Stored records:
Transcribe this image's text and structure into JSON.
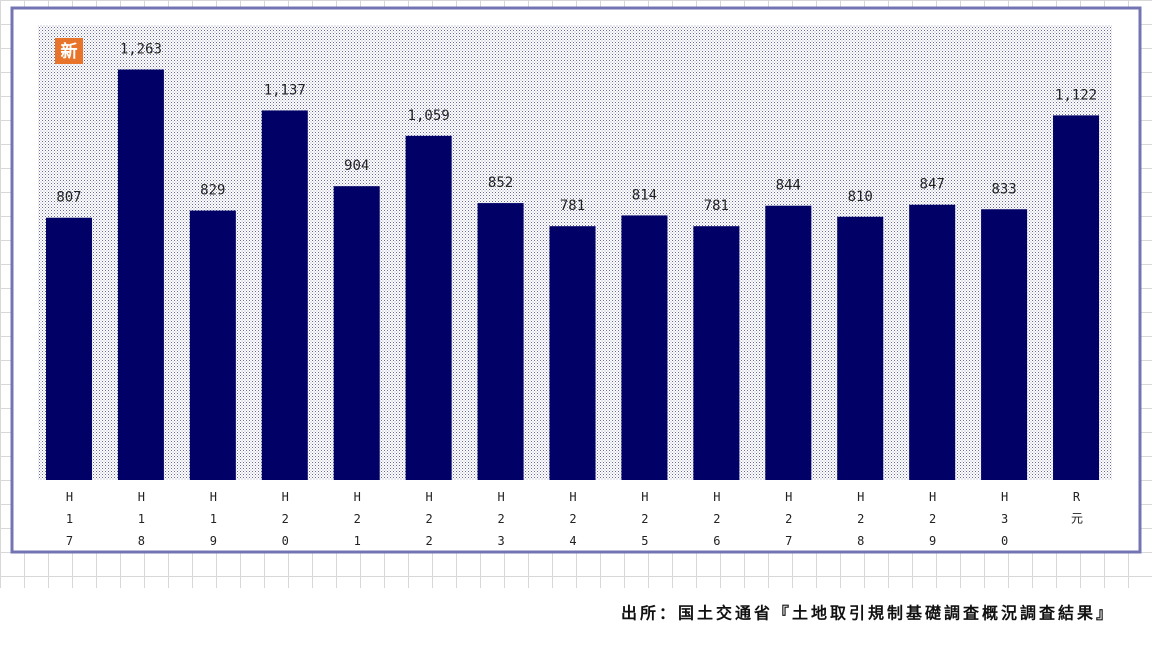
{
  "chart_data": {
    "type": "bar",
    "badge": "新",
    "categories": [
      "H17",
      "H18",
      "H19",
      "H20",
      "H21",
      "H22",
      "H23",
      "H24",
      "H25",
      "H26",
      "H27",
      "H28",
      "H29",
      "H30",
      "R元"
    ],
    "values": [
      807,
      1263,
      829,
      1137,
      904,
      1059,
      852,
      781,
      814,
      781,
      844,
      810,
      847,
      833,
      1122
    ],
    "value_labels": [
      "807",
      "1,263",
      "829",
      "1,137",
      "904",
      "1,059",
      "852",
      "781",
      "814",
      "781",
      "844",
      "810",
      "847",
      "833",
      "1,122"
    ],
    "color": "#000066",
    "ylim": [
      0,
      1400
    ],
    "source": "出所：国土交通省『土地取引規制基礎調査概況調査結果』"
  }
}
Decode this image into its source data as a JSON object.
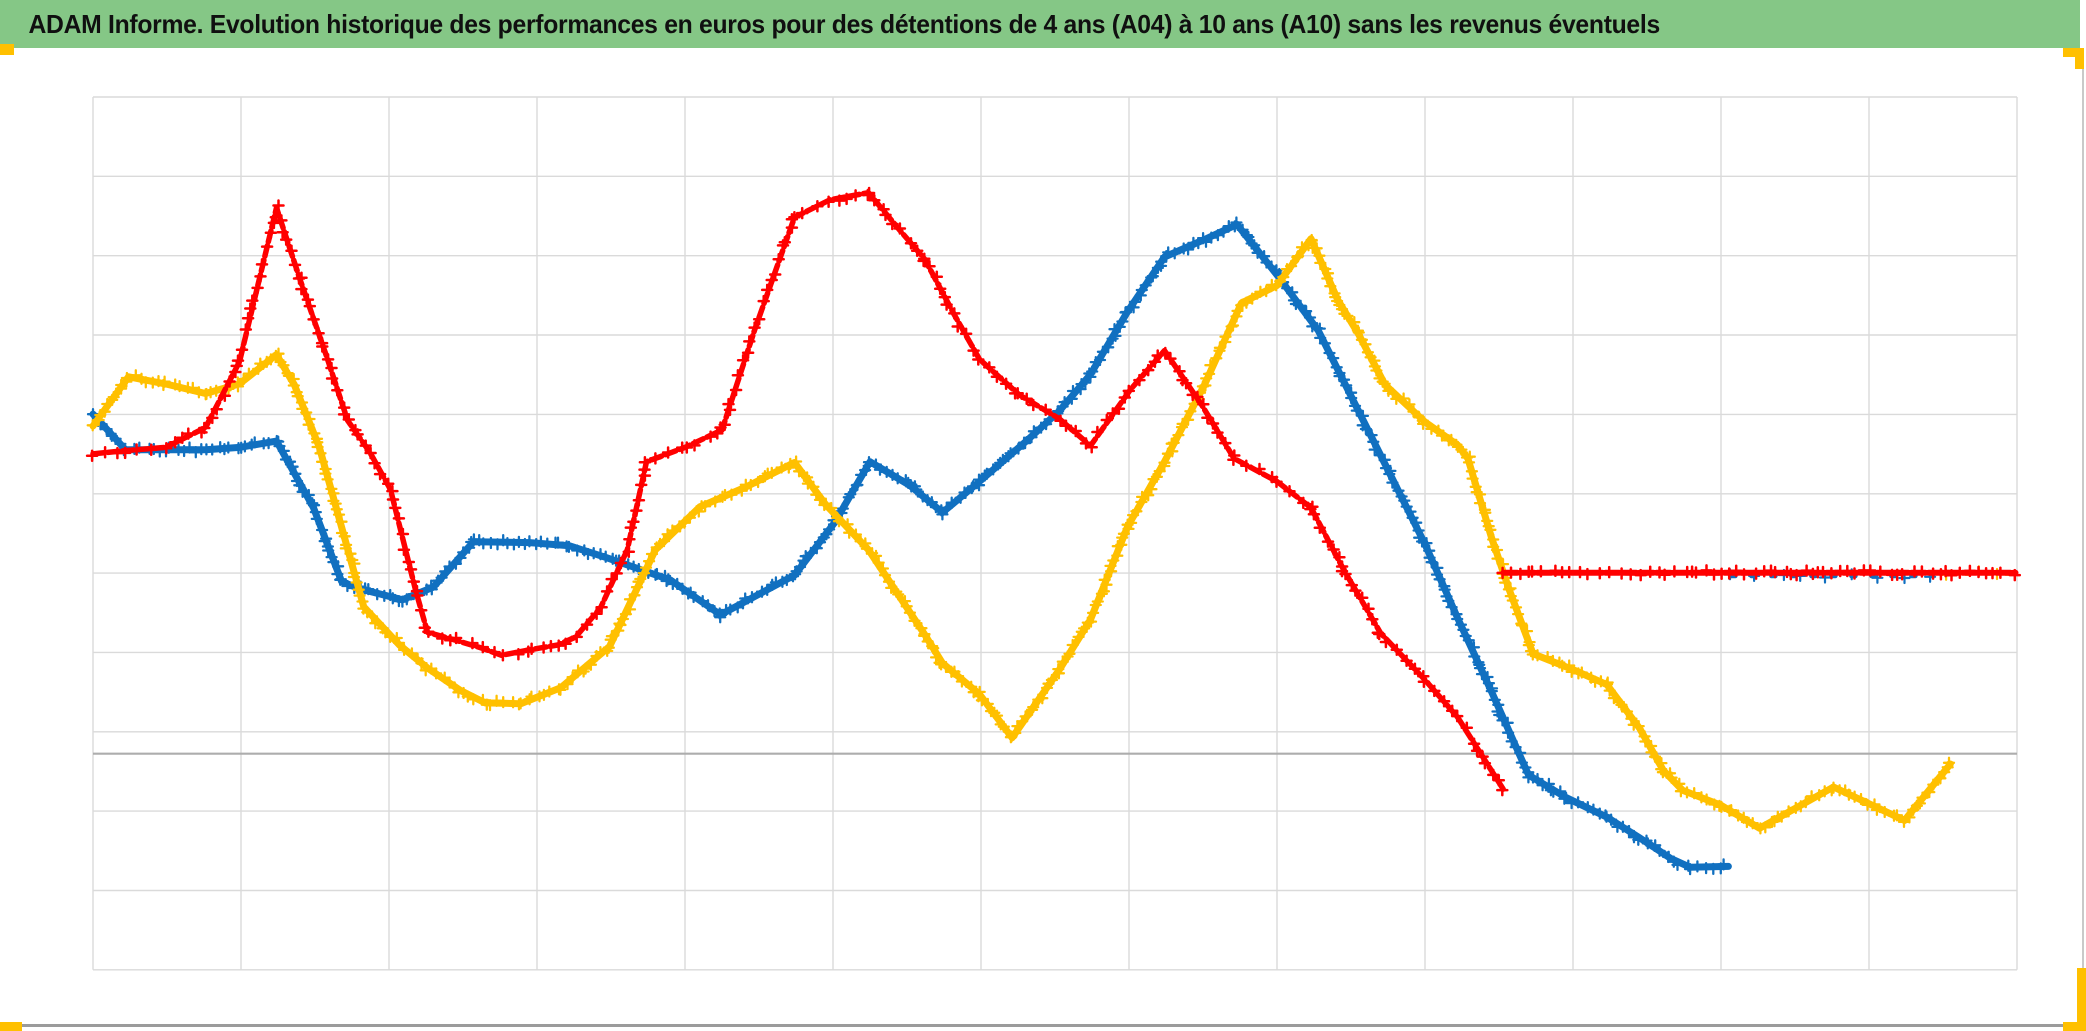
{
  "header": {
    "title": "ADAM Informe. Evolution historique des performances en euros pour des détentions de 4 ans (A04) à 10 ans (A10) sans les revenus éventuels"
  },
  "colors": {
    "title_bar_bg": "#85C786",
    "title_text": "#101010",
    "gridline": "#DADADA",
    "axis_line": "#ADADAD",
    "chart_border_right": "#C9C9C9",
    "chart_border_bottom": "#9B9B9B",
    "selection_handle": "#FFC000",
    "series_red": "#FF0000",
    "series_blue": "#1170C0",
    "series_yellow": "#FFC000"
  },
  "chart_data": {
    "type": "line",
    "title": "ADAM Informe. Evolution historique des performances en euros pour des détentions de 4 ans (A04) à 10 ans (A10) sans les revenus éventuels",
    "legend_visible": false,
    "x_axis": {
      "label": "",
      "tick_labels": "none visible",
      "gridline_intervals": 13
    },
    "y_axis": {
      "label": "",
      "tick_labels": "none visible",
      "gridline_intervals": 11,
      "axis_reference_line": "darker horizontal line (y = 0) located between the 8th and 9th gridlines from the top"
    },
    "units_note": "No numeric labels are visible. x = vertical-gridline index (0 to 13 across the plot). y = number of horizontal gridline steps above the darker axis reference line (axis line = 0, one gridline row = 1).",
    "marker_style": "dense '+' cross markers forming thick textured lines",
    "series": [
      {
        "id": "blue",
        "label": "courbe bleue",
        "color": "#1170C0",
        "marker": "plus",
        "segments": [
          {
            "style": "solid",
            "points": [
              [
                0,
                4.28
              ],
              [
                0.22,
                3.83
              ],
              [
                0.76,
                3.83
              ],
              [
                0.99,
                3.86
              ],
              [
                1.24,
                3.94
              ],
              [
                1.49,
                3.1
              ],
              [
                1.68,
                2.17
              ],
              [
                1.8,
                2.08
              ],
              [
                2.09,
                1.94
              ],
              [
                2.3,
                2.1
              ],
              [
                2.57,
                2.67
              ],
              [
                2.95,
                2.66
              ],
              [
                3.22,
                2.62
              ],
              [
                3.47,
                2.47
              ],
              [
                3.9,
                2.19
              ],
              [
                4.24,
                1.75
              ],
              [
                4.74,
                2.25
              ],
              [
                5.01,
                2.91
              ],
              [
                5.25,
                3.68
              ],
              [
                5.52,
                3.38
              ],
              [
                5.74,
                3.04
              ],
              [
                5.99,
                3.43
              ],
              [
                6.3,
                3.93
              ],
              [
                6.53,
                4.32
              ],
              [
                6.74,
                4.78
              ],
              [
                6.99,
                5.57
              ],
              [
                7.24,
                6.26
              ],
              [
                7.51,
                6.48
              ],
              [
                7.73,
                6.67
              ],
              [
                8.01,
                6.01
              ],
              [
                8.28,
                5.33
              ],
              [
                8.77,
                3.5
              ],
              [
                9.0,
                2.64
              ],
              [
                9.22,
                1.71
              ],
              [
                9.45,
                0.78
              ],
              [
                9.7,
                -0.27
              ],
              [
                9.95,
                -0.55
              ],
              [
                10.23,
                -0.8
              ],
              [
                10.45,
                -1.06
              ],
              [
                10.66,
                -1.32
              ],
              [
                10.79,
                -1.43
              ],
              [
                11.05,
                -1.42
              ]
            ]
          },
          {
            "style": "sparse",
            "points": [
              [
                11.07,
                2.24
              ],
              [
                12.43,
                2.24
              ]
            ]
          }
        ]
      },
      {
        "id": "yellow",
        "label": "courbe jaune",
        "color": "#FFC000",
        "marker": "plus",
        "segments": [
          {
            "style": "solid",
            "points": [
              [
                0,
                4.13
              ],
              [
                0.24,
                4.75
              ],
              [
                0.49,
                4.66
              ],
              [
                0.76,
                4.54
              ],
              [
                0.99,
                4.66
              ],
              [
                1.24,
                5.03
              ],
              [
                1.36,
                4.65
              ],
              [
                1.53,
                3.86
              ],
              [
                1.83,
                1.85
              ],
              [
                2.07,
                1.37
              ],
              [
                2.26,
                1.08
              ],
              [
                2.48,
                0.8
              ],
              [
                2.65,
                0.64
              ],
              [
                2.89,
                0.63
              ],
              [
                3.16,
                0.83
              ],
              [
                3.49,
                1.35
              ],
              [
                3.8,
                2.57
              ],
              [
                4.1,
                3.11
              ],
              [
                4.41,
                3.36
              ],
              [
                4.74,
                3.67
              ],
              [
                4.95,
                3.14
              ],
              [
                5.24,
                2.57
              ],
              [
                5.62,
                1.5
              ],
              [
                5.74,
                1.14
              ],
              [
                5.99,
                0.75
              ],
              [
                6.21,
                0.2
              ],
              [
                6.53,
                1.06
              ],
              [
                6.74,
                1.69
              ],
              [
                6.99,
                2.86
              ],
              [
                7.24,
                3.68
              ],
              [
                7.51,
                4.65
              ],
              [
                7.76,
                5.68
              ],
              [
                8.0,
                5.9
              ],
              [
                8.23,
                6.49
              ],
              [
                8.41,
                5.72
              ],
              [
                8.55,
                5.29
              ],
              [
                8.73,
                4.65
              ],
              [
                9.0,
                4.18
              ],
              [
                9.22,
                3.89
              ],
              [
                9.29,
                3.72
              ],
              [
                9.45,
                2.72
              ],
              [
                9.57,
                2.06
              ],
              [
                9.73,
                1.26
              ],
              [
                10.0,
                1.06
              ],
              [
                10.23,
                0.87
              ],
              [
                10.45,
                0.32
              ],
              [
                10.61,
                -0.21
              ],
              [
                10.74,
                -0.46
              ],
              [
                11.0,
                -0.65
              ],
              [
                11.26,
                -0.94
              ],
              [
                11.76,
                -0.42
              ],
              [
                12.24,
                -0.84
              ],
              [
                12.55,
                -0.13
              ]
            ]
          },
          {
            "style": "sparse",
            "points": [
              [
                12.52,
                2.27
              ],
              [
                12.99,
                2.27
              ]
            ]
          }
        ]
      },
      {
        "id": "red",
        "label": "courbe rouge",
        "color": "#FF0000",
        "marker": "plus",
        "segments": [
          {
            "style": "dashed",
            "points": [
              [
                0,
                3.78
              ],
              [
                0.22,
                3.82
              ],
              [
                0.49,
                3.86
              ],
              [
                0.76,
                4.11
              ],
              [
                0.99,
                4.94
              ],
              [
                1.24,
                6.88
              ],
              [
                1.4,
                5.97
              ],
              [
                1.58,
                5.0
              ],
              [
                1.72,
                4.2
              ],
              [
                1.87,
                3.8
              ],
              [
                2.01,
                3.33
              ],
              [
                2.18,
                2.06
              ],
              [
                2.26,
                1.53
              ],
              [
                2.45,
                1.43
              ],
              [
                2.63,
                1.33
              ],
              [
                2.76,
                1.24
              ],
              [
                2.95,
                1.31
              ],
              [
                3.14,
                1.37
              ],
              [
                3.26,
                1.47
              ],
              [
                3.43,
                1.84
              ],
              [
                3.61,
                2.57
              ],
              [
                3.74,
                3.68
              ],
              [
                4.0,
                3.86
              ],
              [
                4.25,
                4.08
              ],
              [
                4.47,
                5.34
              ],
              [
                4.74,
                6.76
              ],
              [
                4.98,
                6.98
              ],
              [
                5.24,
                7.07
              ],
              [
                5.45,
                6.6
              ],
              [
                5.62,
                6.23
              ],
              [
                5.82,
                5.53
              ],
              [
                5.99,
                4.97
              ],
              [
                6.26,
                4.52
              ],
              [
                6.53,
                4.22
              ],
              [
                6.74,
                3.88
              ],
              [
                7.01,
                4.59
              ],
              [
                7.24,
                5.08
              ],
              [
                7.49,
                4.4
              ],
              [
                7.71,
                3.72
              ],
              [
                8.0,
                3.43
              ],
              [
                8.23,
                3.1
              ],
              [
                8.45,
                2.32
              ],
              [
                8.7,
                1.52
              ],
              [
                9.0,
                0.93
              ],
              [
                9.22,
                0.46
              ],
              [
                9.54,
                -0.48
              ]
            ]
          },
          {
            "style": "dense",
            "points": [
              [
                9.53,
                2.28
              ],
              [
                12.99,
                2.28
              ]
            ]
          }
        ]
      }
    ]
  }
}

> [PROBLEM]: Identify each line holding the string "pour", and copy it out.

> [ANSWER TO THIS PROBLEM]:
    "title": "ADAM Informe. Evolution historique des performances en euros pour des détentions de 4 ans (A04) à 10 ans (A10) sans les revenus éventuels"
    "title": "ADAM Informe. Evolution historique des performances en euros pour des détentions de 4 ans (A04) à 10 ans (A10) sans les revenus éventuels",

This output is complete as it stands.